→ **SHORT TASK**
Search the listing for "GOES" and copy every line where it appears.

>> Start DATA SECTION

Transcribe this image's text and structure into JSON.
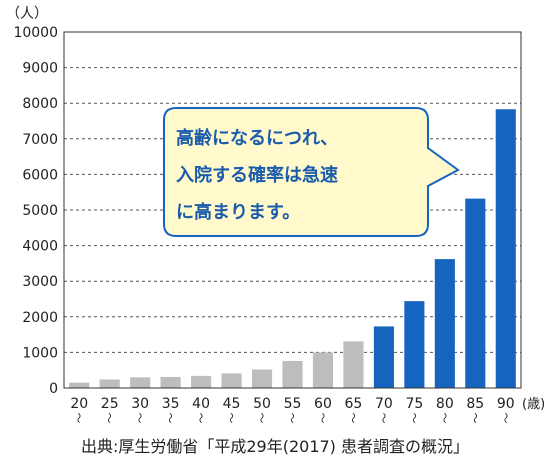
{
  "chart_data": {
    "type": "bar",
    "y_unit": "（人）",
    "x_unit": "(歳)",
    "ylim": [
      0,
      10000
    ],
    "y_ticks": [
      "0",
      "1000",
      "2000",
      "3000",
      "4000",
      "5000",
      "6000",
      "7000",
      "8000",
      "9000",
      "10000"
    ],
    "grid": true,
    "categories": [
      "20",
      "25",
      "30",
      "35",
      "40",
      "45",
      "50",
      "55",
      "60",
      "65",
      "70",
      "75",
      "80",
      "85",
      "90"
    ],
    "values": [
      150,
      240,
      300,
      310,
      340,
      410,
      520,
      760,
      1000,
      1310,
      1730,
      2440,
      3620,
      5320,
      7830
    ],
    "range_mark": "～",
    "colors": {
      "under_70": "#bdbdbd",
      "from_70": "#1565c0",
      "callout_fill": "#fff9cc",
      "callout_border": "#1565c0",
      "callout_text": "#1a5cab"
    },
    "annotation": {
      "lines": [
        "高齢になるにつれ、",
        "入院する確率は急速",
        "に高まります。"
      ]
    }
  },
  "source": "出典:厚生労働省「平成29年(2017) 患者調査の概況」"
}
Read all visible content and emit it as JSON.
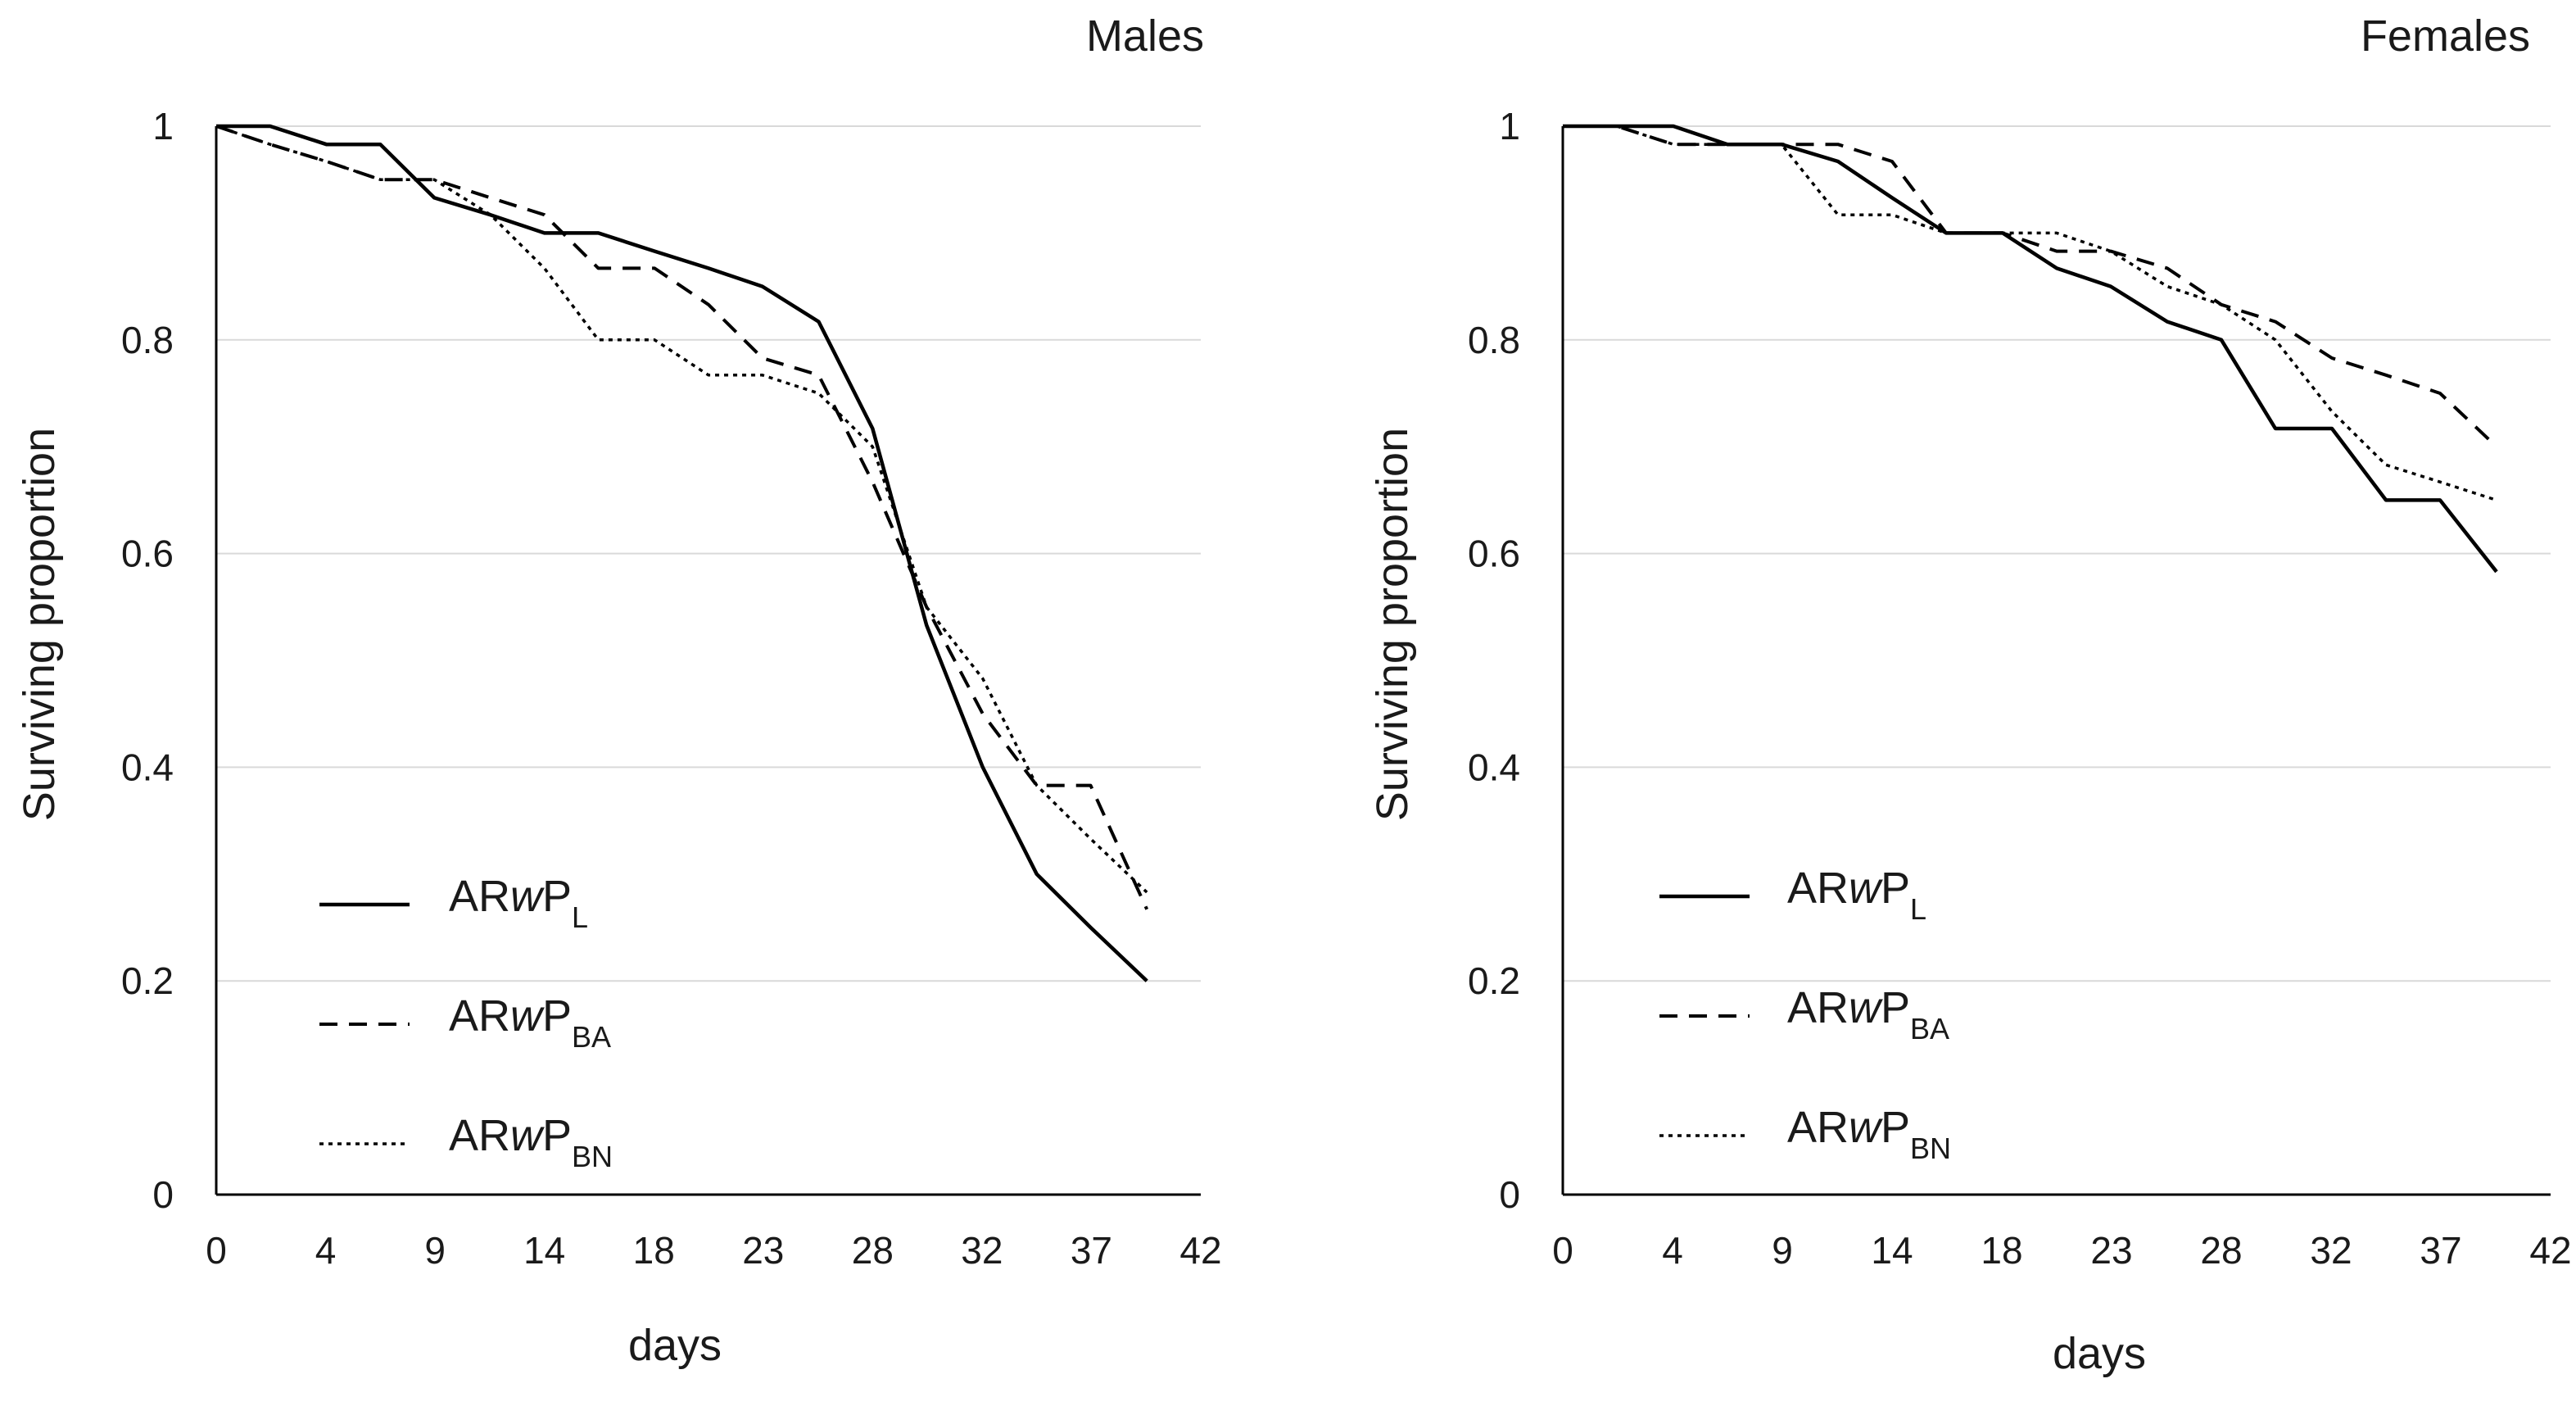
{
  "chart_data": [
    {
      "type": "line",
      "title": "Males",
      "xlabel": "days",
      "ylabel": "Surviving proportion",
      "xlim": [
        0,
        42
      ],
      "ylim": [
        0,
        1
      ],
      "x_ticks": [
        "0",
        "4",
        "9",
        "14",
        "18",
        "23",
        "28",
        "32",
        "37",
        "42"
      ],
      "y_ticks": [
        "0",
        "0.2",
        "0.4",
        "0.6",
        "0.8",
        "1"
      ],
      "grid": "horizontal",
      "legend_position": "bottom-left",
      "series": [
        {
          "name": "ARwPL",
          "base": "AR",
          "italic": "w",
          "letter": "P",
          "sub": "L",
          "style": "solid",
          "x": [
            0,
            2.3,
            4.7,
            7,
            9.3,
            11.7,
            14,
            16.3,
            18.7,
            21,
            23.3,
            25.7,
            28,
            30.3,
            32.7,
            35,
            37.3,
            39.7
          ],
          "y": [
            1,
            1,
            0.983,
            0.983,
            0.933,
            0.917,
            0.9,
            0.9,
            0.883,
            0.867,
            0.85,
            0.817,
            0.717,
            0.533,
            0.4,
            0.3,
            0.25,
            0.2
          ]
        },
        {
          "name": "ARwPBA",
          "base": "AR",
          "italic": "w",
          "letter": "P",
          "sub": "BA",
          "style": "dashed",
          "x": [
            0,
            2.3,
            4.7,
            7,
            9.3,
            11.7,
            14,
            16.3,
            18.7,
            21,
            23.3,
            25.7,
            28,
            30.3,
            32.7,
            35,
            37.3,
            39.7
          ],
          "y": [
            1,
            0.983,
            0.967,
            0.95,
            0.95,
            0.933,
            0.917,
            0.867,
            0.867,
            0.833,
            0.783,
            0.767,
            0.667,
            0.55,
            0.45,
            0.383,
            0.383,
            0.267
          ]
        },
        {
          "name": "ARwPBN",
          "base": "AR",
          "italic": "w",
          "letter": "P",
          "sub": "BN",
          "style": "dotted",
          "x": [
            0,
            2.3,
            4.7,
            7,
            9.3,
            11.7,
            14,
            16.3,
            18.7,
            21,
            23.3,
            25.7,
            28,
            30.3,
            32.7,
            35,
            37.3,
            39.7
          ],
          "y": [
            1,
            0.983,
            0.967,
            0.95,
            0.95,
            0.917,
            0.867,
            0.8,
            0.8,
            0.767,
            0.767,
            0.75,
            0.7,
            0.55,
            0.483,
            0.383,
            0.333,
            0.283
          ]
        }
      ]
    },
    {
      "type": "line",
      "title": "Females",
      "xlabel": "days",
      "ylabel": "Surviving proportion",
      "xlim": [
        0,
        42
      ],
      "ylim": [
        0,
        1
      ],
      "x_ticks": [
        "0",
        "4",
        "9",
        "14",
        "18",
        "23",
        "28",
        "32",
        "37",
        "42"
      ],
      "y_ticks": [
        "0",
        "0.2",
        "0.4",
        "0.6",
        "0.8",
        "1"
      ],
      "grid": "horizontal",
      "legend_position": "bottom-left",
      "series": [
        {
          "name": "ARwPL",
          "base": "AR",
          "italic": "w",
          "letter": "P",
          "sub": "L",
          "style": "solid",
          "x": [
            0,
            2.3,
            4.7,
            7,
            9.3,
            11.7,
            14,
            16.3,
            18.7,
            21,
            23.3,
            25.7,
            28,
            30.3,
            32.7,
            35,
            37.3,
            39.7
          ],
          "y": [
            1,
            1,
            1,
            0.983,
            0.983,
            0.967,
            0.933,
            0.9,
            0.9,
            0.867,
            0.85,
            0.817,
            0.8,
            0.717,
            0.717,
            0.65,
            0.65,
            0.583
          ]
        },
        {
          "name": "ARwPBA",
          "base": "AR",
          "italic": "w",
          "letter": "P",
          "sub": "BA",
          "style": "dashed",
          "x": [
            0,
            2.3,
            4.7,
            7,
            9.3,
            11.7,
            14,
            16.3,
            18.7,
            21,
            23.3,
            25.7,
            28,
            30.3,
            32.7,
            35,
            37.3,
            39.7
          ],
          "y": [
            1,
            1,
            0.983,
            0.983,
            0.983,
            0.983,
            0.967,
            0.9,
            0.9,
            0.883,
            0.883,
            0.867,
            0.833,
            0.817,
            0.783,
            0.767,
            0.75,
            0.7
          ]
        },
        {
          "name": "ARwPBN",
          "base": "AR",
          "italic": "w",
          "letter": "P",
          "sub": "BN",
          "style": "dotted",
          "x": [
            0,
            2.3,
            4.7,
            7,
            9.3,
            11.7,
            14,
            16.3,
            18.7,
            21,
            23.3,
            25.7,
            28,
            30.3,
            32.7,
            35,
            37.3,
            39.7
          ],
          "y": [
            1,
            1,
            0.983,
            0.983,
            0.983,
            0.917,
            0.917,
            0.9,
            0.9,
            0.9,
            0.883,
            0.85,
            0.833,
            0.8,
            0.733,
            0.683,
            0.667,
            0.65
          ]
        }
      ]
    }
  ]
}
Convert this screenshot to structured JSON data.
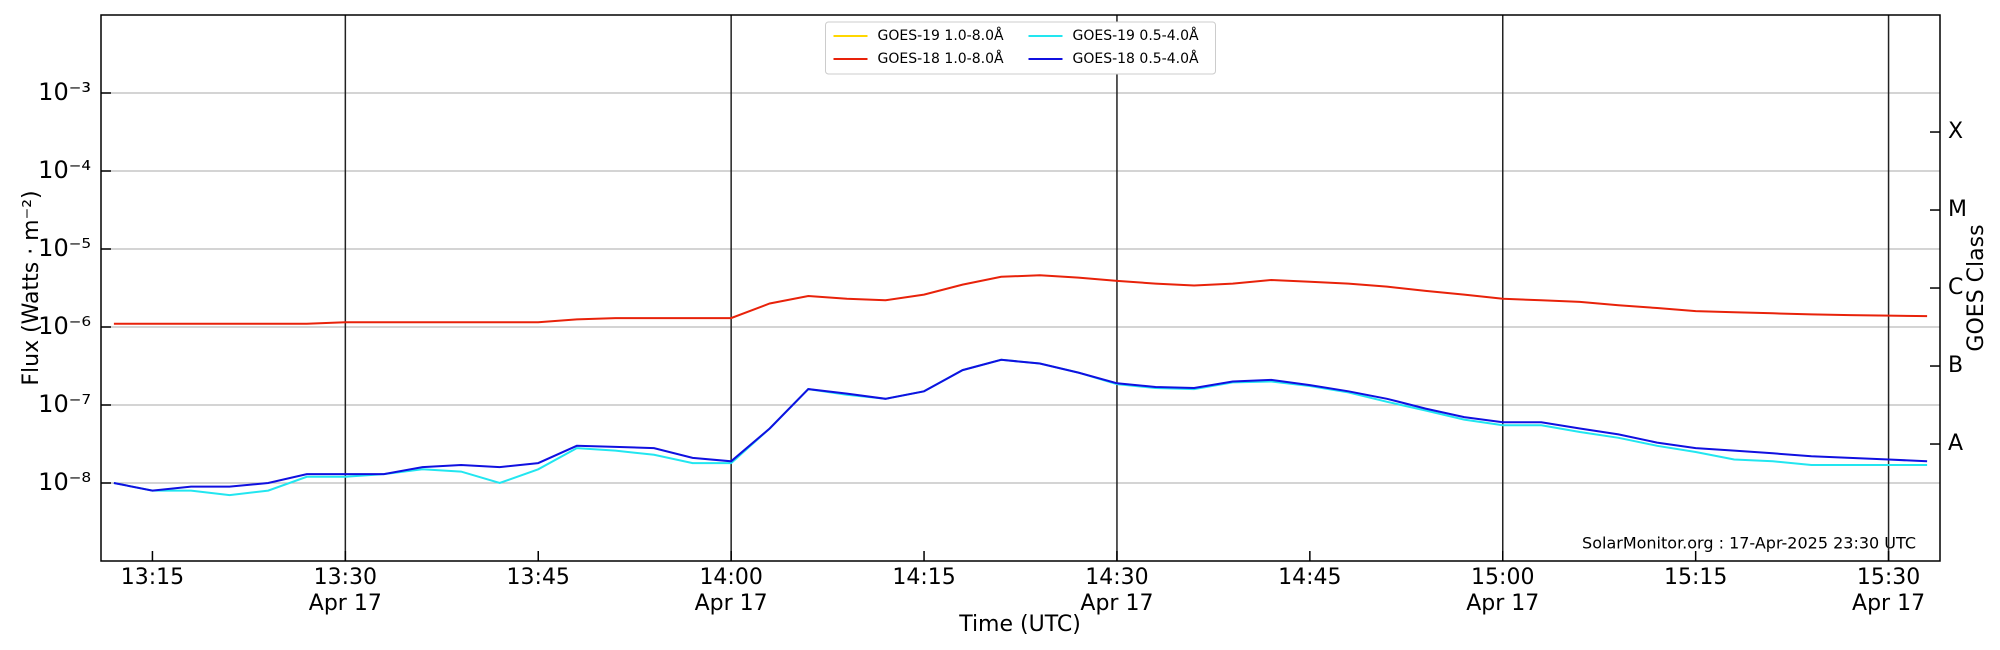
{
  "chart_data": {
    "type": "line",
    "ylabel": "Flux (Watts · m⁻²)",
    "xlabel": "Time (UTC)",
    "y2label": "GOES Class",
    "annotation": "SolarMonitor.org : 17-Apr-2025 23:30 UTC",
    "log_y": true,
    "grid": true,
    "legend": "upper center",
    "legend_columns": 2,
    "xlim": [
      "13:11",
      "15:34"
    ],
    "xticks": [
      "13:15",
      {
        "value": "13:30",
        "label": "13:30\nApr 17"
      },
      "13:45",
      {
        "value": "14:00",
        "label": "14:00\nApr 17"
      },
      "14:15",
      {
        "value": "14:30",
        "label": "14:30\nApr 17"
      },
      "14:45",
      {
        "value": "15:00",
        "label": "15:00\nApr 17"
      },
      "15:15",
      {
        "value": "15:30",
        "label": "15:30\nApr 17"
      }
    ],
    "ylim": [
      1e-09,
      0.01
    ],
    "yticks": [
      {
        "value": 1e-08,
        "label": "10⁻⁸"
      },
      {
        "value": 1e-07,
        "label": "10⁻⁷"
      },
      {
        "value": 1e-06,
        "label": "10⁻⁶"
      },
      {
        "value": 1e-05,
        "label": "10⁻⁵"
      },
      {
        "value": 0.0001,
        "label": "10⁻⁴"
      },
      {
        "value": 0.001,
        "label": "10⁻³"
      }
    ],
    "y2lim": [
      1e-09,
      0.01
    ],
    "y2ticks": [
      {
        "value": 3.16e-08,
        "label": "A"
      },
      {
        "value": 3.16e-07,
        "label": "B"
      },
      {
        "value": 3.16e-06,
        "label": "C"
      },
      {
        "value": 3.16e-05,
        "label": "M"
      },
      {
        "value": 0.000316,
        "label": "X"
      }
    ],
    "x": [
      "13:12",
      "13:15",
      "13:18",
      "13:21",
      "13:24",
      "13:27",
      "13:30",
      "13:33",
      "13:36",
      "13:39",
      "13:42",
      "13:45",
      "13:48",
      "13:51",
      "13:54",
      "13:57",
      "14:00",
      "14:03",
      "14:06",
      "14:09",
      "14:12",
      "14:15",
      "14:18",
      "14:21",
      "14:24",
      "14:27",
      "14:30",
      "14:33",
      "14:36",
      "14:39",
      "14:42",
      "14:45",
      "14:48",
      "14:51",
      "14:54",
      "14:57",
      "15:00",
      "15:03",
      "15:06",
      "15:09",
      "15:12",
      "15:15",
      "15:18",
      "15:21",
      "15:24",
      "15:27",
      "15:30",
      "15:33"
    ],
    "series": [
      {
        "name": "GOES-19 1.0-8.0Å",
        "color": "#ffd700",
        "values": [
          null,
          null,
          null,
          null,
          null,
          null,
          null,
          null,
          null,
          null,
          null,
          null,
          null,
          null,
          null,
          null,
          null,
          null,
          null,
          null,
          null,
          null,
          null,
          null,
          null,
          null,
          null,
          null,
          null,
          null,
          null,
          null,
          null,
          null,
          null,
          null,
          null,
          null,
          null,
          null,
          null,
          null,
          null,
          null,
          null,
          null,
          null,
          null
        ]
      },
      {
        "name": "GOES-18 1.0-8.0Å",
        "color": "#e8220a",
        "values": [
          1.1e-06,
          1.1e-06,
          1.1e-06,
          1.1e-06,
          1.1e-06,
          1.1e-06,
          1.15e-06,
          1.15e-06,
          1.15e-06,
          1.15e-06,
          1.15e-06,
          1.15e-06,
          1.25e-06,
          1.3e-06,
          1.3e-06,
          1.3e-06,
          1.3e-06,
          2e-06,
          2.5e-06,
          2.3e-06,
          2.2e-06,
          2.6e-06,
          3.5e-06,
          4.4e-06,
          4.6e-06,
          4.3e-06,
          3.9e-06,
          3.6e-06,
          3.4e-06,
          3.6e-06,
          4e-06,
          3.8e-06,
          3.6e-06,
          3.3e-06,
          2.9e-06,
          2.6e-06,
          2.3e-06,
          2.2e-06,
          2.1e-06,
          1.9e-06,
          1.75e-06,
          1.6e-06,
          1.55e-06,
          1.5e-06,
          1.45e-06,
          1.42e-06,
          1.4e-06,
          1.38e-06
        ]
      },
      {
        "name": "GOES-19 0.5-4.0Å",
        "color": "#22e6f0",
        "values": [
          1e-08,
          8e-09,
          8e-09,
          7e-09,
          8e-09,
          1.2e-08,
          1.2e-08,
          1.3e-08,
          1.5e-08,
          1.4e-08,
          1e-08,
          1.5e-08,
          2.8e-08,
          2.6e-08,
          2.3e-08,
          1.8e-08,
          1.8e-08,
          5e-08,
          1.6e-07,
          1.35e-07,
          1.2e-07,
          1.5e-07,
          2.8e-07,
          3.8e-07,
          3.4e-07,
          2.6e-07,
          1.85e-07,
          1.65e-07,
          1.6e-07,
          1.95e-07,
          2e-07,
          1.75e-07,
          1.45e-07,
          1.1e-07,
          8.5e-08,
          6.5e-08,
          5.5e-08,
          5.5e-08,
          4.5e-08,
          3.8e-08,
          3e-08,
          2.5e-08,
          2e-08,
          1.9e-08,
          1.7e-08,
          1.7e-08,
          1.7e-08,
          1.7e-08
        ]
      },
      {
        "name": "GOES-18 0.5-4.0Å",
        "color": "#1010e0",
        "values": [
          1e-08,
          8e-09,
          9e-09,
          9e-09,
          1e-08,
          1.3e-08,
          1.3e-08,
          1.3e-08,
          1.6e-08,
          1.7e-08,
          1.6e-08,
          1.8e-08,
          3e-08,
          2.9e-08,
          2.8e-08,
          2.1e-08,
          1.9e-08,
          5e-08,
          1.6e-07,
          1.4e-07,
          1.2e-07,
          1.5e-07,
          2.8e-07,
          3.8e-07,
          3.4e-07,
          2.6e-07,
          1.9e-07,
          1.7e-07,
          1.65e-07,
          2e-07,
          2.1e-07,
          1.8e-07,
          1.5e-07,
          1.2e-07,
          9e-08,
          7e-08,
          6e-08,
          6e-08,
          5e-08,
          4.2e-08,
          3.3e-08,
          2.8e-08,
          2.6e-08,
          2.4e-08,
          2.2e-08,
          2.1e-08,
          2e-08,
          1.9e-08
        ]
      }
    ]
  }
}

>> End DATA SECTION

→ **EXERCISE RESULT**
    "y2label": "GOES Class",
        "name": "GOES-19 1.0-8.0Å",
        "name": "GOES-18 1.0-8.0Å",
        "name": "GOES-19 0.5-4.0Å",
        "name": "GOES-18 0.5-4.0Å",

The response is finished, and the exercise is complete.